■ REQUEST:
Extract the full listing verbatim and drop any pictures from your copy.

■ INPUT MATERIAL:
☆ ☆ ☆ ☆ ☆ ☆ ☆
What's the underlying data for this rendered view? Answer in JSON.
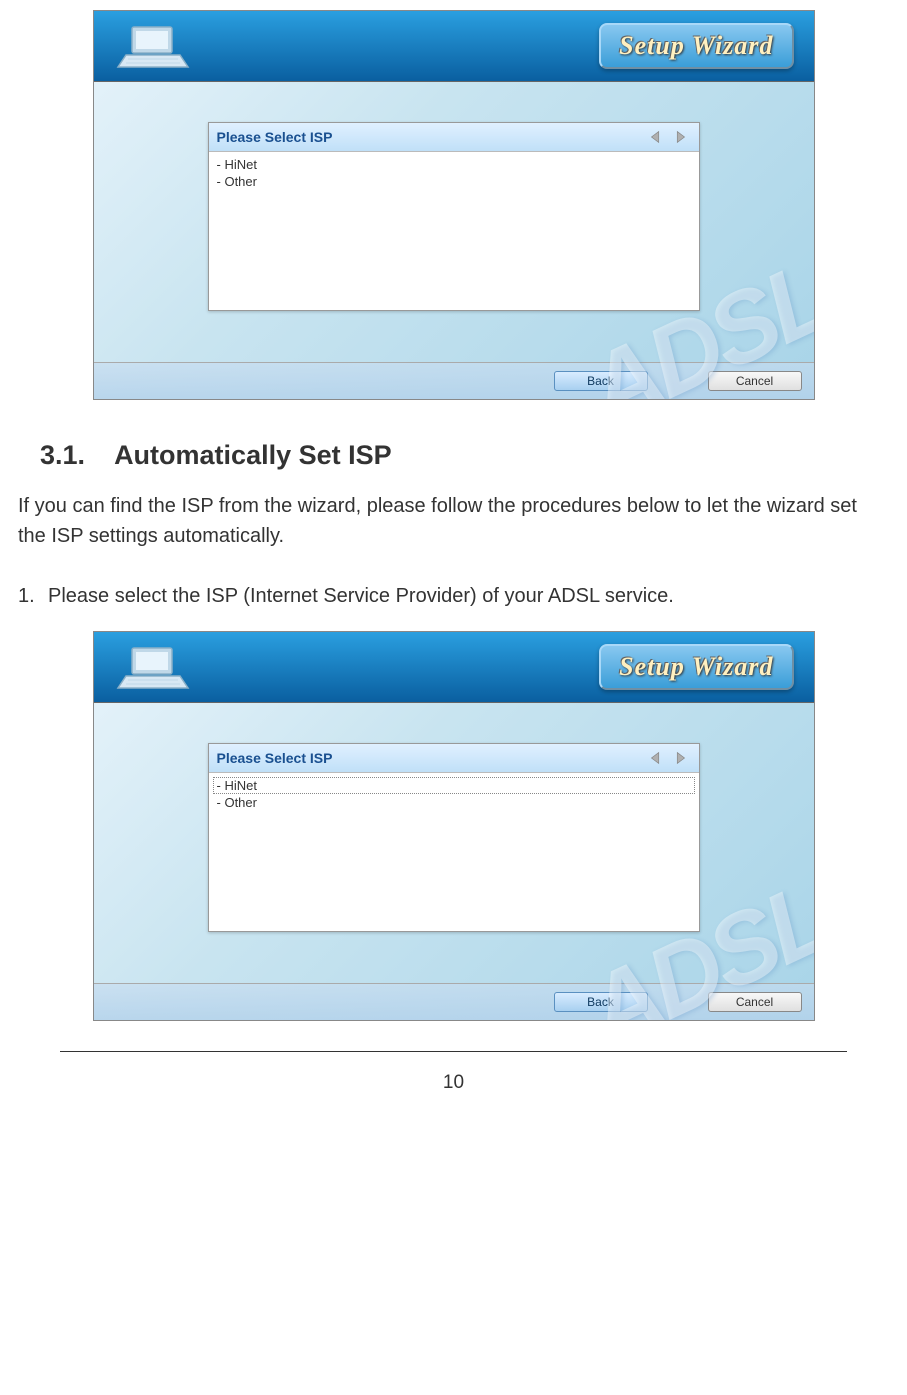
{
  "wizard": {
    "title": "Setup Wizard",
    "panel_label": "Please Select ISP",
    "isp_items": [
      "HiNet",
      "Other"
    ],
    "back_label": "Back",
    "cancel_label": "Cancel",
    "watermark": "ADSL"
  },
  "section": {
    "number": "3.1.",
    "title": "Automatically Set ISP",
    "intro": "If you can find the ISP from the wizard, please follow the procedures below to let the wizard set the ISP settings automatically.",
    "step1_num": "1.",
    "step1": "Please select the ISP (Internet Service Provider) of your ADSL service."
  },
  "page_number": "10"
}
☆ ☆ ☆ ☆ ☆ ☆ ☆
■ FULL OUTPUT:
What's the underlying data for this rendered view? Answer in JSON.
{
  "wizard": {
    "title": "Setup Wizard",
    "panel_label": "Please Select ISP",
    "isp_items": [
      "HiNet",
      "Other"
    ],
    "back_label": "Back",
    "cancel_label": "Cancel",
    "watermark": "ADSL"
  },
  "section": {
    "number": "3.1.",
    "title": "Automatically Set ISP",
    "intro": "If you can find the ISP from the wizard, please follow the procedures below to let the wizard set the ISP settings automatically.",
    "step1_num": "1.",
    "step1": "Please select the ISP (Internet Service Provider) of your ADSL service."
  },
  "page_number": "10"
}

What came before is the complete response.